_TASK INSTRUCTIONS:_
Would you write out the listing verbatim and skip every picture in it?

_Dataset excerpts:_
* * * * * * * * *

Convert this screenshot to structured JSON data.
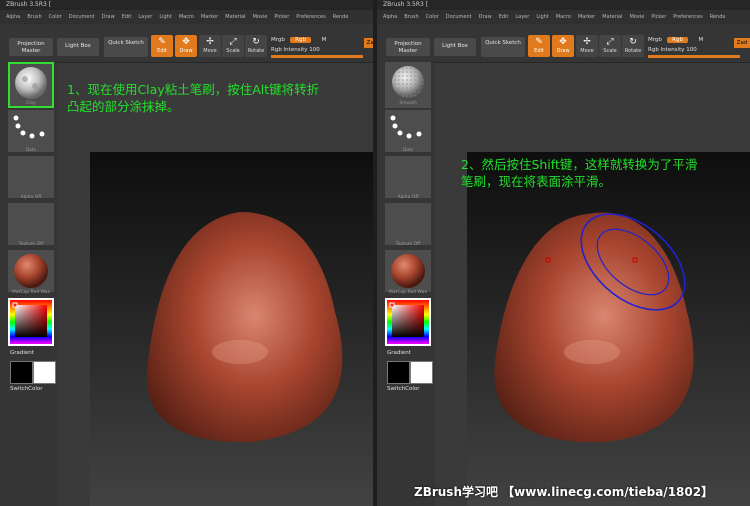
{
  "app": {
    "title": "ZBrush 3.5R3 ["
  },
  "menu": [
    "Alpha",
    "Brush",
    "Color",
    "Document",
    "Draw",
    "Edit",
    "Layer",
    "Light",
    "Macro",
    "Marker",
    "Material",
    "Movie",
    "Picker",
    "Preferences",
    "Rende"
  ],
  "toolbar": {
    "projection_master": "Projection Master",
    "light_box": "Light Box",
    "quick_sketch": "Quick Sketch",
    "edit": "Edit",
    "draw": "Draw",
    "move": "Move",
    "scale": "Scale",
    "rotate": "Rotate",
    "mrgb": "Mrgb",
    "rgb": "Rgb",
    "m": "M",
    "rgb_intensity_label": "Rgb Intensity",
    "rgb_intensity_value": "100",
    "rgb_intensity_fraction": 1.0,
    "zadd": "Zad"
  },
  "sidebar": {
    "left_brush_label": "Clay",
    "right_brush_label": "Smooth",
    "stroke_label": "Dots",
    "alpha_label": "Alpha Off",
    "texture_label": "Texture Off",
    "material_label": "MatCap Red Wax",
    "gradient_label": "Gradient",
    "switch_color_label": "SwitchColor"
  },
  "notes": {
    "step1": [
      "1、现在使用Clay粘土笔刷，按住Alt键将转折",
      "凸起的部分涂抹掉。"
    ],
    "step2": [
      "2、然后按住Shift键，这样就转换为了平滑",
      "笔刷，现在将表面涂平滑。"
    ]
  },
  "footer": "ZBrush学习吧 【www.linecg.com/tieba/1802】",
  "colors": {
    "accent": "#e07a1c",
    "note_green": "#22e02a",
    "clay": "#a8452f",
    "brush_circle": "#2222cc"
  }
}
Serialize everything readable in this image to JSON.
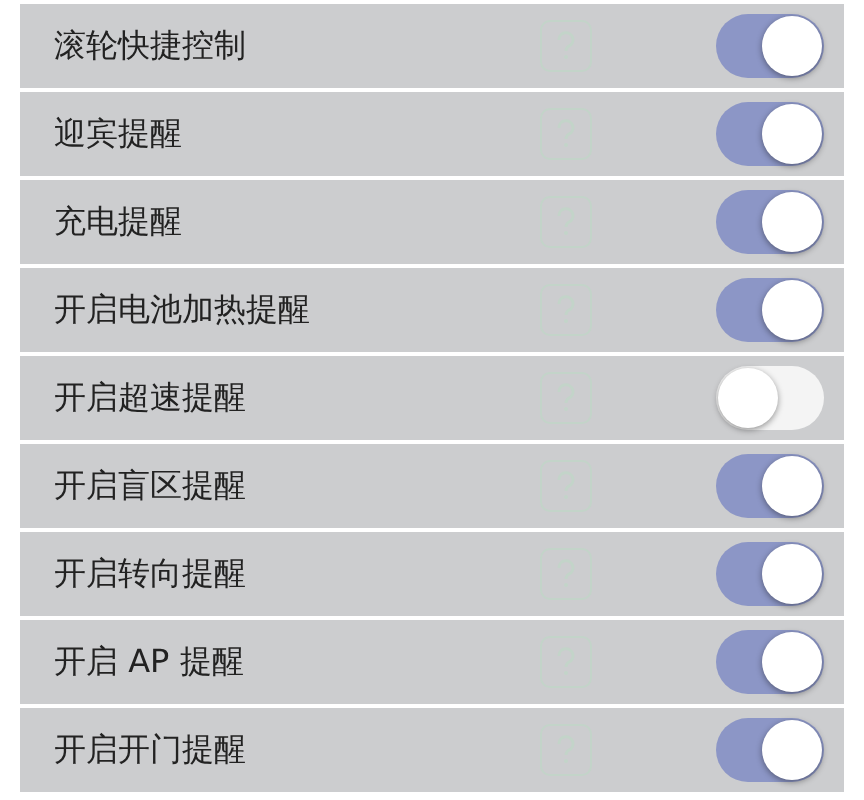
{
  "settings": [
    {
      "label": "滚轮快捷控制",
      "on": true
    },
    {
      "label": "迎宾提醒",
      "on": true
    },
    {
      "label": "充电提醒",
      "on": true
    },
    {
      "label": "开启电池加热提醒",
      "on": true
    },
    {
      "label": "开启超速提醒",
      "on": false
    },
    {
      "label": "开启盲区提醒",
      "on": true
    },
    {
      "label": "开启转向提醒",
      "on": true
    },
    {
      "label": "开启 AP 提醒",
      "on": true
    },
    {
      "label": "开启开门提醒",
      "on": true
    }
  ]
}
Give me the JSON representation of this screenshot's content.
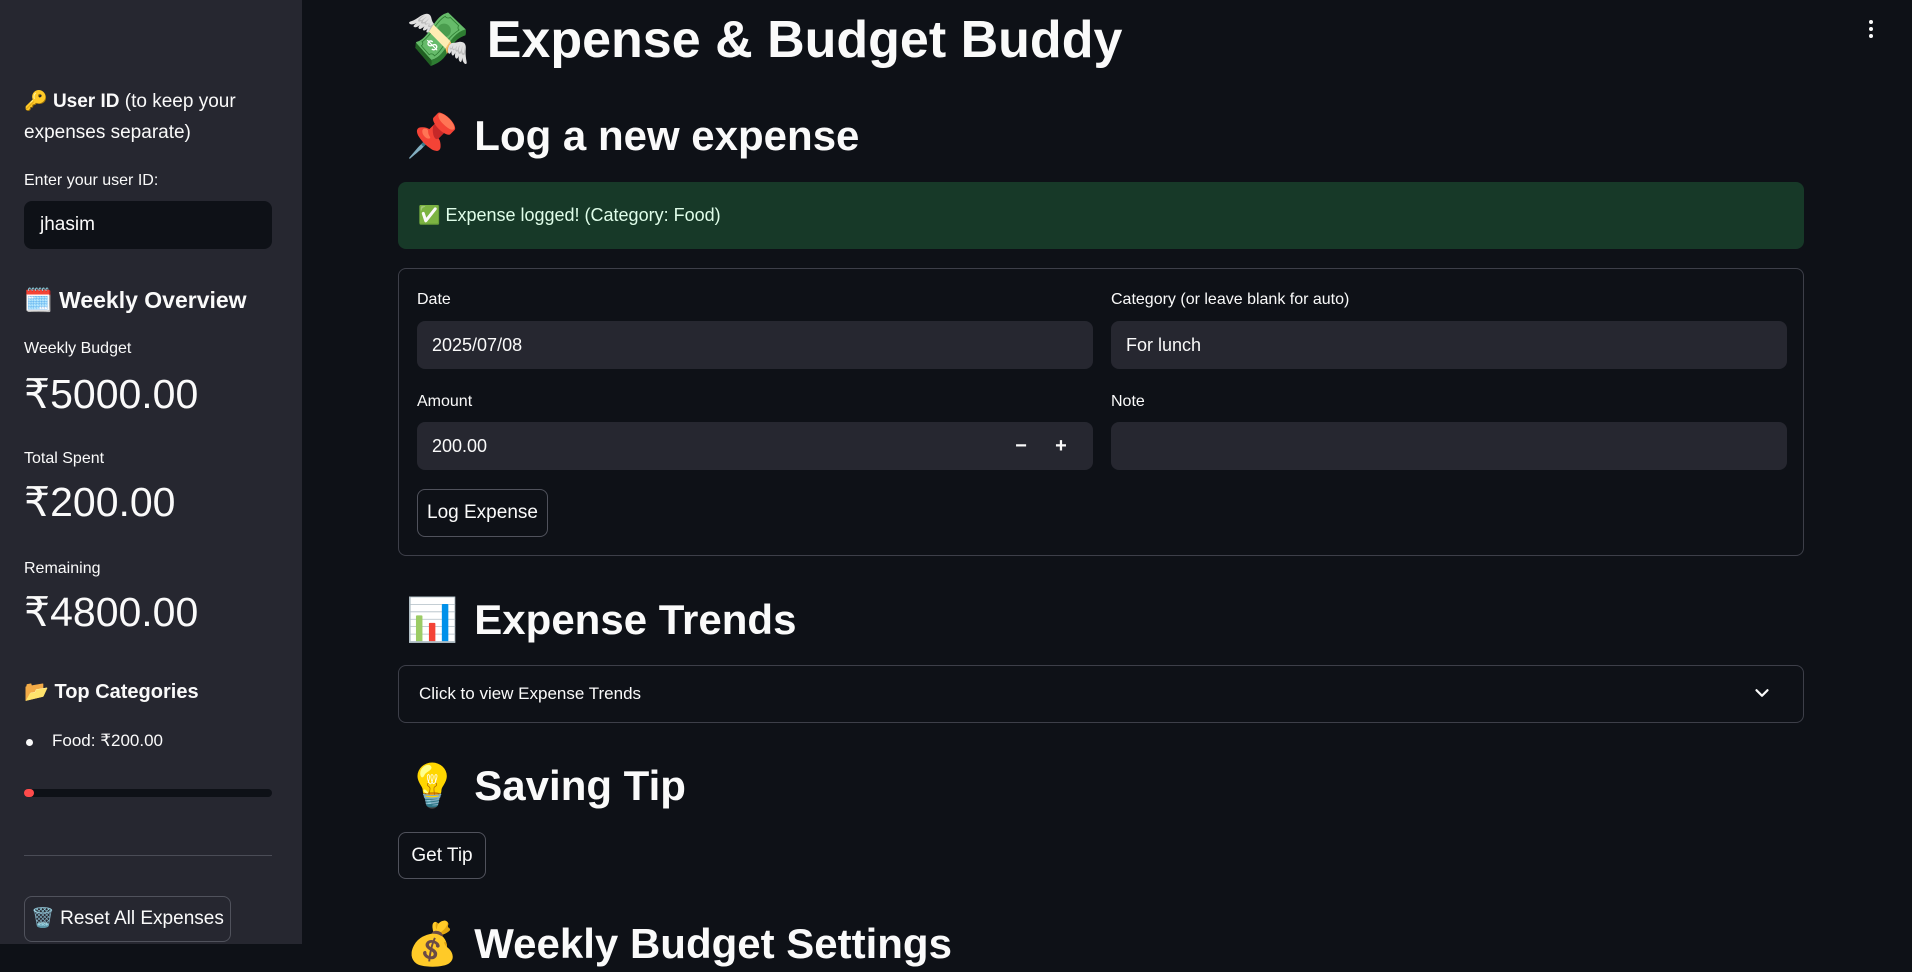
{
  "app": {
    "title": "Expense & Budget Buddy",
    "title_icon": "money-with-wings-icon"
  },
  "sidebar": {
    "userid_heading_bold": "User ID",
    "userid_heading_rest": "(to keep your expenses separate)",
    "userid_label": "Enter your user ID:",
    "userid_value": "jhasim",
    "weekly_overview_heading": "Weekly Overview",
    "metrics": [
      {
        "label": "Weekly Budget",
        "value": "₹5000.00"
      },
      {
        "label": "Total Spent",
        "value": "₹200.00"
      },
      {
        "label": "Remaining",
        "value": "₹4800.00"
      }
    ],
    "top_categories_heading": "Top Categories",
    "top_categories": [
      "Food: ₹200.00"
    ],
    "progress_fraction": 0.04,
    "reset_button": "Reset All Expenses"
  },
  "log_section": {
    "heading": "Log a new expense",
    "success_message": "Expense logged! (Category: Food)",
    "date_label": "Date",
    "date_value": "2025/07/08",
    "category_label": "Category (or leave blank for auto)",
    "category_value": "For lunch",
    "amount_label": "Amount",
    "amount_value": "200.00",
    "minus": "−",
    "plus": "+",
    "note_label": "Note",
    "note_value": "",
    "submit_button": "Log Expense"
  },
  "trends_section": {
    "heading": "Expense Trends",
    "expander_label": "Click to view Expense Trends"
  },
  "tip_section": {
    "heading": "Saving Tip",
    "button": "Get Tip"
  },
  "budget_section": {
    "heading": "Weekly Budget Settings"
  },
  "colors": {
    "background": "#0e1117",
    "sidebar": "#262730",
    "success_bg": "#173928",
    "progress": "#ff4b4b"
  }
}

* * * * * * * * *

_FULL SOLUTION:_
Convert this screenshot to structured JSON data.
{
  "app": {
    "title": "ZBrush 3.5R3 ["
  },
  "menu": [
    "Alpha",
    "Brush",
    "Color",
    "Document",
    "Draw",
    "Edit",
    "Layer",
    "Light",
    "Macro",
    "Marker",
    "Material",
    "Movie",
    "Picker",
    "Preferences",
    "Rende"
  ],
  "toolbar": {
    "projection_master": "Projection Master",
    "light_box": "Light Box",
    "quick_sketch": "Quick Sketch",
    "edit": "Edit",
    "draw": "Draw",
    "move": "Move",
    "scale": "Scale",
    "rotate": "Rotate",
    "mrgb": "Mrgb",
    "rgb": "Rgb",
    "m": "M",
    "rgb_intensity_label": "Rgb Intensity",
    "rgb_intensity_value": "100",
    "rgb_intensity_fraction": 1.0,
    "zadd": "Zad"
  },
  "sidebar": {
    "left_brush_label": "Clay",
    "right_brush_label": "Smooth",
    "stroke_label": "Dots",
    "alpha_label": "Alpha Off",
    "texture_label": "Texture Off",
    "material_label": "MatCap Red Wax",
    "gradient_label": "Gradient",
    "switch_color_label": "SwitchColor"
  },
  "notes": {
    "step1": [
      "1、现在使用Clay粘土笔刷，按住Alt键将转折",
      "凸起的部分涂抹掉。"
    ],
    "step2": [
      "2、然后按住Shift键，这样就转换为了平滑",
      "笔刷，现在将表面涂平滑。"
    ]
  },
  "footer": "ZBrush学习吧 【www.linecg.com/tieba/1802】",
  "colors": {
    "accent": "#e07a1c",
    "note_green": "#22e02a",
    "clay": "#a8452f",
    "brush_circle": "#2222cc"
  }
}
Serialize everything readable in this image to JSON.
{
  "settings": [
    {
      "label": "滚轮快捷控制",
      "on": true
    },
    {
      "label": "迎宾提醒",
      "on": true
    },
    {
      "label": "充电提醒",
      "on": true
    },
    {
      "label": "开启电池加热提醒",
      "on": true
    },
    {
      "label": "开启超速提醒",
      "on": false
    },
    {
      "label": "开启盲区提醒",
      "on": true
    },
    {
      "label": "开启转向提醒",
      "on": true
    },
    {
      "label": "开启 AP 提醒",
      "on": true
    },
    {
      "label": "开启开门提醒",
      "on": true
    }
  ]
}
Give me the JSON representation of this screenshot's content.
{
  "app": {
    "title": "Expense & Budget Buddy",
    "title_icon": "money-with-wings-icon"
  },
  "sidebar": {
    "userid_heading_bold": "User ID",
    "userid_heading_rest": "(to keep your expenses separate)",
    "userid_label": "Enter your user ID:",
    "userid_value": "jhasim",
    "weekly_overview_heading": "Weekly Overview",
    "metrics": [
      {
        "label": "Weekly Budget",
        "value": "₹5000.00"
      },
      {
        "label": "Total Spent",
        "value": "₹200.00"
      },
      {
        "label": "Remaining",
        "value": "₹4800.00"
      }
    ],
    "top_categories_heading": "Top Categories",
    "top_categories": [
      "Food: ₹200.00"
    ],
    "progress_fraction": 0.04,
    "reset_button": "Reset All Expenses"
  },
  "log_section": {
    "heading": "Log a new expense",
    "success_message": "Expense logged! (Category: Food)",
    "date_label": "Date",
    "date_value": "2025/07/08",
    "category_label": "Category (or leave blank for auto)",
    "category_value": "For lunch",
    "amount_label": "Amount",
    "amount_value": "200.00",
    "minus": "−",
    "plus": "+",
    "note_label": "Note",
    "note_value": "",
    "submit_button": "Log Expense"
  },
  "trends_section": {
    "heading": "Expense Trends",
    "expander_label": "Click to view Expense Trends"
  },
  "tip_section": {
    "heading": "Saving Tip",
    "button": "Get Tip"
  },
  "budget_section": {
    "heading": "Weekly Budget Settings"
  },
  "colors": {
    "background": "#0e1117",
    "sidebar": "#262730",
    "success_bg": "#173928",
    "progress": "#ff4b4b"
  }
}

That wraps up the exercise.